— 文書抜粋 —
TOP NEWS 2016年12月14日(水)15日(木) 岸惠子 一人芝居「わりなき恋」開催のお知らせ

2016年12月14日(水)15日(木)岸惠子 一人芝居「わりなき恋」開催のお知らせ

ev_eyecatch_06

高崎映画祭委員会と高崎音楽祭委員会は、12月に「岸惠子 一人芝居 『わりなき恋』」(会場:高崎市文化会館)を開催いたします。

岸惠子さんは、今春3月第30回高崎映画祭の授賞式に列席するため、60年ぶりに高崎を訪れました。高崎市民・群馬県民に愛され親しまれてきた映画「ここに泉あり」の象徴ともいえる女優の登場に会場は沸き上がりました。その縁で、今秋9月には高崎音楽祭のオープニングコンサートにトークゲストとして再び登場し、群馬交響楽団との夢の再会が果たされることとなりました。この二つの出来事は、音楽のある街・高崎、そして映画のある街・高崎の原点が、岸惠子さんにあることを裏付けるものでした。そして今冬、女優・岸惠子さんが取り組む一人芝居「わりなき恋」公演が高崎で実現します。

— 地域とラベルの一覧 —
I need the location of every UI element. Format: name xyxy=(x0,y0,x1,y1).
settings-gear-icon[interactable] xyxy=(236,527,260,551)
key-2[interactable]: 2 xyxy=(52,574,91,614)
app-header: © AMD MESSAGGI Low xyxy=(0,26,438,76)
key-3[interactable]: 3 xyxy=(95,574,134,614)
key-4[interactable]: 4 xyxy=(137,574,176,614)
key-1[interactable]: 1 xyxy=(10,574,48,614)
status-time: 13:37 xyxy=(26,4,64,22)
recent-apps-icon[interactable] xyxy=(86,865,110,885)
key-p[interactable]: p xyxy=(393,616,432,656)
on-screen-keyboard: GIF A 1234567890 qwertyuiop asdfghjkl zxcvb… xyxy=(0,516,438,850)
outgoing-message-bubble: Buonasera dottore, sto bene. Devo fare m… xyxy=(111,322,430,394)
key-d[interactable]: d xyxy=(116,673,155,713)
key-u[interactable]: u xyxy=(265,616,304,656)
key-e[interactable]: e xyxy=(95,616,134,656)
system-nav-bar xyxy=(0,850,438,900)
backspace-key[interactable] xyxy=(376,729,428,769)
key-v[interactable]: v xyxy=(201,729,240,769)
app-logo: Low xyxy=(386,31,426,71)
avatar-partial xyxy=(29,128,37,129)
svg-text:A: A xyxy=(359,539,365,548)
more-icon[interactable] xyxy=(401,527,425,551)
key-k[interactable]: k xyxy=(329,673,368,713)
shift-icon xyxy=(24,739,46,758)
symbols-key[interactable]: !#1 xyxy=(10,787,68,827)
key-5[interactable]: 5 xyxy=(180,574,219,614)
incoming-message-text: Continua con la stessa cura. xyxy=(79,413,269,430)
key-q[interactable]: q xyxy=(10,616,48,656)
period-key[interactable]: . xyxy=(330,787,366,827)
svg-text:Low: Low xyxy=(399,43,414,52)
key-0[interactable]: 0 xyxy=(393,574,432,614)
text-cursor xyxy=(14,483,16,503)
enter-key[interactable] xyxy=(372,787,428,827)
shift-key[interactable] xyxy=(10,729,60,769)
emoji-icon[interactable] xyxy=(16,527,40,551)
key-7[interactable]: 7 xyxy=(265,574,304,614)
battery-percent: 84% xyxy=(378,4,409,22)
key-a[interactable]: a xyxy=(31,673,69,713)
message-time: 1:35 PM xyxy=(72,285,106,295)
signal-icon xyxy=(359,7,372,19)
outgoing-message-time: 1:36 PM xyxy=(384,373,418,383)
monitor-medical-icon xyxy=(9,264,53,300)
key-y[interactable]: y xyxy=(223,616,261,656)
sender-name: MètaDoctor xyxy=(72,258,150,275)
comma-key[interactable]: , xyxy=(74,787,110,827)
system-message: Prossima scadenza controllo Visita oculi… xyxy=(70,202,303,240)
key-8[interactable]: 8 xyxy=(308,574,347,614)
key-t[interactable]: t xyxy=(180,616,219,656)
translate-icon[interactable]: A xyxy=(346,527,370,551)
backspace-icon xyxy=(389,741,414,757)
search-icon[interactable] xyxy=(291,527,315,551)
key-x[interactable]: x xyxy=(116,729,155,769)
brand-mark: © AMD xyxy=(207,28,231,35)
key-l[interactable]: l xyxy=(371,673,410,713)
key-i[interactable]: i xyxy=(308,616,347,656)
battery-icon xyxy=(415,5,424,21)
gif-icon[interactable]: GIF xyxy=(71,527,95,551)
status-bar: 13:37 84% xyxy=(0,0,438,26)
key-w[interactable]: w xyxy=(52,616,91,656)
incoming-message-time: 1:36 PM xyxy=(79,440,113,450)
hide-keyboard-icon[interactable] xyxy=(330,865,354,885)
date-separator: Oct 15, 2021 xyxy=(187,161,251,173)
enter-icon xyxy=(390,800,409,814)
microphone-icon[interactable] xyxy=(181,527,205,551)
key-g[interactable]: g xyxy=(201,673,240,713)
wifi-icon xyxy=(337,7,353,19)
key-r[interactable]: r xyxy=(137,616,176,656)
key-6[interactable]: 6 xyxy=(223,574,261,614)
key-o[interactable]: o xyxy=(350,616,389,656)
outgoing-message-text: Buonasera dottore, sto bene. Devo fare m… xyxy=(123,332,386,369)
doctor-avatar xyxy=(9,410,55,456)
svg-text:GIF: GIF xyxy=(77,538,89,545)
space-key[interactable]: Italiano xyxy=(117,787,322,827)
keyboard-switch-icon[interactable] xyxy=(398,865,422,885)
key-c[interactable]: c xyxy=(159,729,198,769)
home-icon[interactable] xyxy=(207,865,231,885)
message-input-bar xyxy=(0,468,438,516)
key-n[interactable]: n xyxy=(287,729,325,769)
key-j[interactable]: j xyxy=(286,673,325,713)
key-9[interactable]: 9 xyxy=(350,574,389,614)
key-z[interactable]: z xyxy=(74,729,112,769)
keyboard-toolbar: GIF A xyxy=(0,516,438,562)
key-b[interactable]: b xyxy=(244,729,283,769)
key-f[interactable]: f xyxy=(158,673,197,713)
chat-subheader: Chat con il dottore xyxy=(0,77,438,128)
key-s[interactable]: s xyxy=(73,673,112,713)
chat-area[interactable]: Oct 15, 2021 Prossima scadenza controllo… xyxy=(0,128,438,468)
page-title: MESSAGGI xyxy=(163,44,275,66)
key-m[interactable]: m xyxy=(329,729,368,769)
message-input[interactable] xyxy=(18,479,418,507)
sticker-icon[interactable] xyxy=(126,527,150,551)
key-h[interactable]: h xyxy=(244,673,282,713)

— 作業課題 —
(1) 「わりなき恋」公演のお知らせに出てくる、岸惠子さんが高崎で登場した、または登場する予定の催しをすべて挙げてください。
(2) 「わりなき恋」公演のお知らせを、最後の文のあとから書き継いでください。
行は参照しなくてかまいません。

— 課題の結果 —
(1)
・第30回高崎映画祭の授賞式(今春3月)
・高崎音楽祭のオープニングコンサート(今秋9月、トークゲストとして)
・一人芝居「わりなき恋」の公演(12月14日・15日、高崎市文化会館)

(2)
  • 公演名:
    岸惠子 一人芝居「わりなき恋」
  • 日 時:
    12月14日(水)午後6時30分開演
    12月15日(木)午後2時開演
  • 会 場:
    高崎市文化会館
  • 入場料:
    全席指定・税込5,500円(友の会5,000円)
  • チケット:
    高崎財団webサイト
  • 出演/原作/脚色:岸 惠子
  • ピアノ:細井 豊
  • 演出:星田 良子
岸恵子 チケットのご購入など詳細は高崎財団webサイトへ
岸恵子

岸惠子一人芝居「わりなき恋」
高崎公演の開催にあたって 音楽のある街高崎、映画のある街高崎、
その原点は岸惠子
岸惠子が高崎に新しい伝説をつくる

 地方映画祭の草分け的存在として1987年に始まった高崎映画祭は今春で30回を数えました。記念すべき節目の開催にあたり、特別賞として岸惠子さんにその賞を授与いたしました。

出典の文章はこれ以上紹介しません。